- **Selected text**
------------------------------------------------------------
There are several recent works that could be compared to this dictionary. The Dictionnaire de poétique [Dictionary of Poetics] by Michel Pougeoise (Paris, 2006) has a similar alphabetical arrangement of poetic terms and devices, figures of rhetoric, and genres. It provides fewer examples of actual poems, less on the history and development of the elements of poetry, and no index, but a convenient system of cross-references and a lengthy preface make it a useful complementary work.

Henri Morier’s Dictionnaire de poétique et de rhétorique [Dictionary of Poetics and Rhetoric], 5th ed. (Paris, 1998) is a massive work, with many diagrams, graphs, and examples in the alphabetical entries, which primarily treat technical poetic terms. One does not find poetic themes here, as in the work under review, but poetry receives a thorough deconstruction into its many elements.

More recently, the Dictionnaire de poésie de Baudelaire à nos jours [Dictionary of Poetry from Baudelaire to the Present], ed. Michel Jarrety (Paris, 2001) has the obvious limitation of date coverage. Its primary focus is on poets (signed entries), in contrast to the other dictionaries mentioned here. It also treats journals and reviews of poetry, schools of poetry, francophone poetry (Africaine, Belge, Québécoise, etc), and a few poetic themes and devices (discontinuité, prosodie, rime, etc.). It is very useful for lesser-known poets.
------------------------------------------------------------
- **Problem 1**
Reproduce the passage on poetry dictionaries from "There are several" to "its many elements.".
- **Problem 2**
In the passage on poetry dictionaries, condense the paragraph beginning "Henri Morier’s Dictionnaire de poétique" into a bulleted list that keeps its main facts.
- **Problem 3**
Continue the passage on poetry dictionaries from its final sentence.
The records that come next are separate material and are not part of the passage on poetry dictionaries.

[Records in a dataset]
------------------------------------------------------------
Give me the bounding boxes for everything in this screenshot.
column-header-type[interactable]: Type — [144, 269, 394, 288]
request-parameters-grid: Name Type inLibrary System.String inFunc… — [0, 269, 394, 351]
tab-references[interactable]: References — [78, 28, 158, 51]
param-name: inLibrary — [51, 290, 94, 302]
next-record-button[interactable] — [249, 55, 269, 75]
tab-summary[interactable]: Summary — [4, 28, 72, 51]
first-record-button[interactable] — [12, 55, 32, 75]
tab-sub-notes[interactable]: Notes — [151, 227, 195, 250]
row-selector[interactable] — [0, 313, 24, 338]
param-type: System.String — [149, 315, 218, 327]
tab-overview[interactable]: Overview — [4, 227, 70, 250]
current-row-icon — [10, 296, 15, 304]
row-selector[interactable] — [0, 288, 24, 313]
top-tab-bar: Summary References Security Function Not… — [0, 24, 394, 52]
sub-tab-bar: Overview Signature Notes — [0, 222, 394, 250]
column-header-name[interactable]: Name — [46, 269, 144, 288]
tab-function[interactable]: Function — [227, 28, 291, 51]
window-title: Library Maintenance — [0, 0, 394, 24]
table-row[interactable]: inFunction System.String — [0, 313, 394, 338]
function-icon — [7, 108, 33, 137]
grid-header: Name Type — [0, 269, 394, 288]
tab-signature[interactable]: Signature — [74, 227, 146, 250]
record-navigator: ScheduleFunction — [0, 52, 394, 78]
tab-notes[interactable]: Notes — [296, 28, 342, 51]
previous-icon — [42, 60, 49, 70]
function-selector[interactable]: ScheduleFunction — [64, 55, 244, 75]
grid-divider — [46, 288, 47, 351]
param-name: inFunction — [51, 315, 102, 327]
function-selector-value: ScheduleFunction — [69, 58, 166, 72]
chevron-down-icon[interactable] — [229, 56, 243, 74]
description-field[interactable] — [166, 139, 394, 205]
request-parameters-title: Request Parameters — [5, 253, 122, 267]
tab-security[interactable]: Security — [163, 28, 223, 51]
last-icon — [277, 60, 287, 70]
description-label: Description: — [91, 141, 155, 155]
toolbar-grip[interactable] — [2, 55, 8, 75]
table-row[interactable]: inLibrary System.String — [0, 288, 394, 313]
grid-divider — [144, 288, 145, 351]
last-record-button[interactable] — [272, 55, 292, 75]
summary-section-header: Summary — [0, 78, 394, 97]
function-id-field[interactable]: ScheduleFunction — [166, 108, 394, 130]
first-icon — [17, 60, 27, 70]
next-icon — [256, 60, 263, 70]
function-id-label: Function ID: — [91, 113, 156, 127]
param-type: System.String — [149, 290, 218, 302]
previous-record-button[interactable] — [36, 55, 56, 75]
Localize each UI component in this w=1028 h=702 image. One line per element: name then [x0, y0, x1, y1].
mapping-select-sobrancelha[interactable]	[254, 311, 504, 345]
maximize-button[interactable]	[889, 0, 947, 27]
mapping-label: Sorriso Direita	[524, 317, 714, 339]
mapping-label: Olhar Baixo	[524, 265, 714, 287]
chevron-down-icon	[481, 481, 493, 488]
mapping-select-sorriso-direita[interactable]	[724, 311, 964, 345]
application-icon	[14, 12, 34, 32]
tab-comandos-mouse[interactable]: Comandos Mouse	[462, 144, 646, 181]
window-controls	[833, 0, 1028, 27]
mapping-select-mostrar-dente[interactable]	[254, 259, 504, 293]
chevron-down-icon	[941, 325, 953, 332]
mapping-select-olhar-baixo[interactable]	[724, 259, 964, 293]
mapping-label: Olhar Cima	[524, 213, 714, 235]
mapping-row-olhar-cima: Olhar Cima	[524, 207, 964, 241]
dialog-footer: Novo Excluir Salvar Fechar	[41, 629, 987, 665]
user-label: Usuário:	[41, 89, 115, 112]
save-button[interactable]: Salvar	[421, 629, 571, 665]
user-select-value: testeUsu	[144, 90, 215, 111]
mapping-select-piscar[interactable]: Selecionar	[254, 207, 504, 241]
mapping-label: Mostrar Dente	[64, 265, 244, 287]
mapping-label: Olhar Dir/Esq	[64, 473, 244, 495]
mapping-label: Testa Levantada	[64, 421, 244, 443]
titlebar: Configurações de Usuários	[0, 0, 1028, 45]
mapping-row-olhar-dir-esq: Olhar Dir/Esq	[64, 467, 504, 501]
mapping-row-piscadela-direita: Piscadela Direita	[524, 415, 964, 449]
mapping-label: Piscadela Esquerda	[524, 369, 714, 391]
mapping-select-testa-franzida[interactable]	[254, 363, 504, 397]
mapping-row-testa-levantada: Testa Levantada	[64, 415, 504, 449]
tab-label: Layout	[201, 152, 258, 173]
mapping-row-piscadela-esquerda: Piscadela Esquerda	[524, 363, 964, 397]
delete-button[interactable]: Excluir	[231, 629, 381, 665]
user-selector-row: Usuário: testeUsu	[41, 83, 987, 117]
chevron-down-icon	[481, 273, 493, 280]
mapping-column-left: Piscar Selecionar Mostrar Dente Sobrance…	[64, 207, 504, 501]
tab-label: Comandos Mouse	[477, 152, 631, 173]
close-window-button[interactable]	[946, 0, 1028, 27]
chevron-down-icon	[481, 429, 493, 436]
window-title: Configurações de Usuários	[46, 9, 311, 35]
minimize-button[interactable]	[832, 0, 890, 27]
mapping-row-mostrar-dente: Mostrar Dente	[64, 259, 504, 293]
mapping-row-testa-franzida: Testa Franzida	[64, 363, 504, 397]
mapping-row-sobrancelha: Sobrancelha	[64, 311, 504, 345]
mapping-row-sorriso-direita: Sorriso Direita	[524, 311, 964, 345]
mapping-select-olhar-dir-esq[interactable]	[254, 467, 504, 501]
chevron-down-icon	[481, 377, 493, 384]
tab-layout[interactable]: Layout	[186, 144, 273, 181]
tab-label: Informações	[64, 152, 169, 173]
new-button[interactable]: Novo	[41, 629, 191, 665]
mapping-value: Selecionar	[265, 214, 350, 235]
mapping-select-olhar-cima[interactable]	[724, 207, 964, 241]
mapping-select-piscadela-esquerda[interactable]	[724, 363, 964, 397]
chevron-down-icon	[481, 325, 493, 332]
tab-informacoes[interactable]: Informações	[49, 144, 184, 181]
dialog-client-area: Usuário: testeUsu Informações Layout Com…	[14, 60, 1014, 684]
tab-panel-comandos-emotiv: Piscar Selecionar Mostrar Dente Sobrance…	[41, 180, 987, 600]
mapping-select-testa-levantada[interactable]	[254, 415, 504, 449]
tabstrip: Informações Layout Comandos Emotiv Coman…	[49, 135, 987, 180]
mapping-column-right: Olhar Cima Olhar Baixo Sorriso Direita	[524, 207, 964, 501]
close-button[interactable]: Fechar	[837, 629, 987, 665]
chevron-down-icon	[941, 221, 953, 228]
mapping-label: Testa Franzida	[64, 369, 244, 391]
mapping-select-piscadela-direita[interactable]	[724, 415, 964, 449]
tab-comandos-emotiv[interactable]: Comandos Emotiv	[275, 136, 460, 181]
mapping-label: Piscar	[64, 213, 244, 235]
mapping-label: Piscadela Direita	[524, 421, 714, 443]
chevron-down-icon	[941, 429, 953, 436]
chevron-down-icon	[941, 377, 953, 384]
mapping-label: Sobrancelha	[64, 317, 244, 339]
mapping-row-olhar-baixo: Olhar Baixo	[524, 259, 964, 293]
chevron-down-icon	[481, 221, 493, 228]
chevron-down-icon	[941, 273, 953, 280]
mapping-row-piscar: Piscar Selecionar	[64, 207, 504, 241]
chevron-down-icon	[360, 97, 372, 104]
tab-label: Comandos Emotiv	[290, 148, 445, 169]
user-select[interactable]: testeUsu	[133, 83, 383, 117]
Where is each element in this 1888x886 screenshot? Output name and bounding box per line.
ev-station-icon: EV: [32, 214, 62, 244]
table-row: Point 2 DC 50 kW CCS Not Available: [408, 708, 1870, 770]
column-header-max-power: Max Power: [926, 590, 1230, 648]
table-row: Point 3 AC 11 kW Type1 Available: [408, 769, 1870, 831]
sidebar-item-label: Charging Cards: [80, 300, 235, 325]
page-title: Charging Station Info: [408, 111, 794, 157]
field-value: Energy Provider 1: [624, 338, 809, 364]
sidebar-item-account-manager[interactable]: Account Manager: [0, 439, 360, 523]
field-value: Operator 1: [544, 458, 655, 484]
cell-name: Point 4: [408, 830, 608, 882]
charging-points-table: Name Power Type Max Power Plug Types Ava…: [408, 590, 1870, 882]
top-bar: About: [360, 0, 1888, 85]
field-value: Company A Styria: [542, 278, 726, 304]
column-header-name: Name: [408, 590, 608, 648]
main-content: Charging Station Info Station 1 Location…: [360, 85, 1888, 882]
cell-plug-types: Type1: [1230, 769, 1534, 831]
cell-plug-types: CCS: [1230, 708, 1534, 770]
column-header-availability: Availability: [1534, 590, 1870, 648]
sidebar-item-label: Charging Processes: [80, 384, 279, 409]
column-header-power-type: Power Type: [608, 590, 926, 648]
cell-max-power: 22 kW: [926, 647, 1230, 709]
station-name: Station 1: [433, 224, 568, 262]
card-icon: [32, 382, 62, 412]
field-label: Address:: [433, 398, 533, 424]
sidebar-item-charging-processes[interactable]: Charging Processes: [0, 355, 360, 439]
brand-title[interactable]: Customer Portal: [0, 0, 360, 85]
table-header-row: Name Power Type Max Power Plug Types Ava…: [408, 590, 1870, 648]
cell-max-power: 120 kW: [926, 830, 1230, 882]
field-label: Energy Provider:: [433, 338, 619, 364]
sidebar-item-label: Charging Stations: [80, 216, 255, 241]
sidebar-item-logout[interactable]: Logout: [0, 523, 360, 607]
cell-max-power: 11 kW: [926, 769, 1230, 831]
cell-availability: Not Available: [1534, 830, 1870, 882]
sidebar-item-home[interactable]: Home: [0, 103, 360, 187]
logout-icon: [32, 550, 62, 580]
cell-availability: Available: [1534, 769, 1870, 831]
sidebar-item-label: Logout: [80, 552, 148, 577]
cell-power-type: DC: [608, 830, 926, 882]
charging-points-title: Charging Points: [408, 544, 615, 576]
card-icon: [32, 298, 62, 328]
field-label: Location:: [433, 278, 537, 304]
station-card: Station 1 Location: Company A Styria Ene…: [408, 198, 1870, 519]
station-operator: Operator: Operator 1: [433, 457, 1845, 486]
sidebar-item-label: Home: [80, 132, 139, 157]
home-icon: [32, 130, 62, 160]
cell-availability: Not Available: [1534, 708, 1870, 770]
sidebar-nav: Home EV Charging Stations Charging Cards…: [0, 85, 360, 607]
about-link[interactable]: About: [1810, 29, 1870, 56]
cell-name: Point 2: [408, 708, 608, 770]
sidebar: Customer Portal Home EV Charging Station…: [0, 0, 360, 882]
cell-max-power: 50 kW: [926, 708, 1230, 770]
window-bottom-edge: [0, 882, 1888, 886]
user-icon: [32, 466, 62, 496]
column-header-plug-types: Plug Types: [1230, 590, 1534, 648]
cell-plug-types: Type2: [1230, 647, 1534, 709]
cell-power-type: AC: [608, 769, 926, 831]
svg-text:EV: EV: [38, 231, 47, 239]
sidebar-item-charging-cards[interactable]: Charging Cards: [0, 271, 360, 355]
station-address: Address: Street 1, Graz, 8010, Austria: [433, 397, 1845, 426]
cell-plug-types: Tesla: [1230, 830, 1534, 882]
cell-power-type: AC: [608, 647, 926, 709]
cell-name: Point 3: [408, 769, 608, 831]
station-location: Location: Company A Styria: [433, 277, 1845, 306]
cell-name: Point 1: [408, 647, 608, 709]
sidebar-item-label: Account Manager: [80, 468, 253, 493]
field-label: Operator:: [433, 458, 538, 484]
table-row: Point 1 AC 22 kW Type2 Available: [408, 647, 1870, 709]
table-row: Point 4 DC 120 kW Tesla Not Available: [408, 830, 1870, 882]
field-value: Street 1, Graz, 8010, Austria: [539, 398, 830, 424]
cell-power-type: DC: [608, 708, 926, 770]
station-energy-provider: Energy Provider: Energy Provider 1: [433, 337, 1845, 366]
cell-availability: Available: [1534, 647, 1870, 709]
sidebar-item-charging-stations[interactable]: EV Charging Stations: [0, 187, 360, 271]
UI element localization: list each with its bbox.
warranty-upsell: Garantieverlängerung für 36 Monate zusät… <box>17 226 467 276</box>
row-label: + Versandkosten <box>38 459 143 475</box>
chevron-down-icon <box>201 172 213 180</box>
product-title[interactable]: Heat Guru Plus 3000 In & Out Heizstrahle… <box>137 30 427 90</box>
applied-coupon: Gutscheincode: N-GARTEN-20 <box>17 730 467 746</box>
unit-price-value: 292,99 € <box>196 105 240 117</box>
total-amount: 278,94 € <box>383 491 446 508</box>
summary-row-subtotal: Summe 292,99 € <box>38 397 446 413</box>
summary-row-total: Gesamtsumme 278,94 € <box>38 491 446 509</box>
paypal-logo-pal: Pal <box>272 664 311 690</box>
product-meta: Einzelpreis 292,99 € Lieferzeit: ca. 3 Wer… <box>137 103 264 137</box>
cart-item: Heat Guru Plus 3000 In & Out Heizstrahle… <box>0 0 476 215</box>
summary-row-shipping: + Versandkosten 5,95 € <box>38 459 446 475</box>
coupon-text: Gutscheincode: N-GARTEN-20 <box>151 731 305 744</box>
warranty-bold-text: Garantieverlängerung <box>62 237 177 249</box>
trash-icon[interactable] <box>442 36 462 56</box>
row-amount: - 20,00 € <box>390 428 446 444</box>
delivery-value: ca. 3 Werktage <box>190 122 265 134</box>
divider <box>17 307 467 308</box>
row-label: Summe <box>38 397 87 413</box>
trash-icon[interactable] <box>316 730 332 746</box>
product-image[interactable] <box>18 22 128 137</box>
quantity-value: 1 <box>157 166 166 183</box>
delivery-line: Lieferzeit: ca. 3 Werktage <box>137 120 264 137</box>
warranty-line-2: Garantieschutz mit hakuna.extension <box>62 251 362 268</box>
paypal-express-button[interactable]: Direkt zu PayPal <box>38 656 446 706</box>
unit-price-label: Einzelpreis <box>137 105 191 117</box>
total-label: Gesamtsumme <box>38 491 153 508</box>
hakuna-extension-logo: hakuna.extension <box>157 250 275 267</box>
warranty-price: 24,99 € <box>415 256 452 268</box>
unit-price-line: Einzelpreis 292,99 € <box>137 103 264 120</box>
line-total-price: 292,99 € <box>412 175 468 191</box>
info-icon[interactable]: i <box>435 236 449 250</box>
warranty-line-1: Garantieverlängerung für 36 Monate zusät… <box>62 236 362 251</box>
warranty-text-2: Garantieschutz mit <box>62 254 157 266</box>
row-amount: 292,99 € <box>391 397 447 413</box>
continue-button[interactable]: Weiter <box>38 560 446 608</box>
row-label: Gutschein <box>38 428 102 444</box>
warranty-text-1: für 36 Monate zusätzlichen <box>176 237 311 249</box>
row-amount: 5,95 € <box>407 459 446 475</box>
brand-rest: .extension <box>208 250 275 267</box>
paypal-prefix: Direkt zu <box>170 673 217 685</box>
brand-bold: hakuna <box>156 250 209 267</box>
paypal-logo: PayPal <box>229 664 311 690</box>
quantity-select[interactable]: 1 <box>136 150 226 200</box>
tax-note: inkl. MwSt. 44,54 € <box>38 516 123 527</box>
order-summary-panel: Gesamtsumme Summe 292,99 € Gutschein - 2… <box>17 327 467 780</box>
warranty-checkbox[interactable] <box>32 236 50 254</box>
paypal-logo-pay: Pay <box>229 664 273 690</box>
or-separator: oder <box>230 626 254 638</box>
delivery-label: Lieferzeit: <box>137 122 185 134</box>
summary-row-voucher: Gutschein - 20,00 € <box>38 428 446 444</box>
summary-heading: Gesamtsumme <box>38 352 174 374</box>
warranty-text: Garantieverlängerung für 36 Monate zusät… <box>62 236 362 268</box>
------------------------------------------------------------
- **Exercise response 1**
There are several recent works that could be compared to this dictionary. The Dictionnaire de poétique [Dictionary of Poetics] by Michel Pougeoise (Paris, 2006) has a similar alphabetical arrangement of poetic terms and devices, figures of rhetoric, and genres. It provides fewer examples of actual poems, less on the history and development of the elements of poetry, and no index, but a convenient system of cross-references and a lengthy preface make it a useful complementary work.

Henri Morier’s Dictionnaire de poétique et de rhétorique [Dictionary of Poetics and Rhetoric], 5th ed. (Paris, 1998) is a massive work, with many diagrams, graphs, and examples in the alphabetical entries, which primarily treat technical poetic terms. One does not find poetic themes here, as in the work under review, but poetry receives a thorough deconstruction into its many elements.

- **Exercise response 2**
- Henri Morier’s Dictionnaire de poétique et de rhétorique [Dictionary of Poetics and Rhetoric], 5th ed. (Paris, 1998), is a massive work.
- Its alphabetical entries contain many diagrams, graphs, and examples.
- The entries mainly cover technical poetic terms.
- Unlike the work under review, it does not include poetic themes.
- It breaks poetry down thoroughly into its many elements.

- **Exercise response 3**
What makes the Dictionnaire de la poésie française an interesting and important new work is its thorough and chronological treatment of each entry. The examples of poetry accompanying each entry illustrate the continuity inherent in French poetry. From medieval ballades, to romantic ballades, and up to Max Jacob’s and Raymond Queneau’s ballades, a chain is forged among writers of very different styles. If alexandrins were written in the 16th and 17th centuries, so too were they written in the 19th and 20th, and the kinship patterns of French poetry emerge from these juxtapositions. An organic picture of French poetry takes shape and is reinforced with each entry’s weaving of the past to the present.

Dictionnaire du roman policier, 1841-2005 [Dictionary of the Detective Novel, 1641-2005]. Jean Tulard. Paris: Fayard, 2005. ISBN 978-2-213-62590-4; ISBN 2-213-62590-5: EUR 35 [06-2-250b]

An RREA Original Review by Michelle Emanuel (University of Mississippi)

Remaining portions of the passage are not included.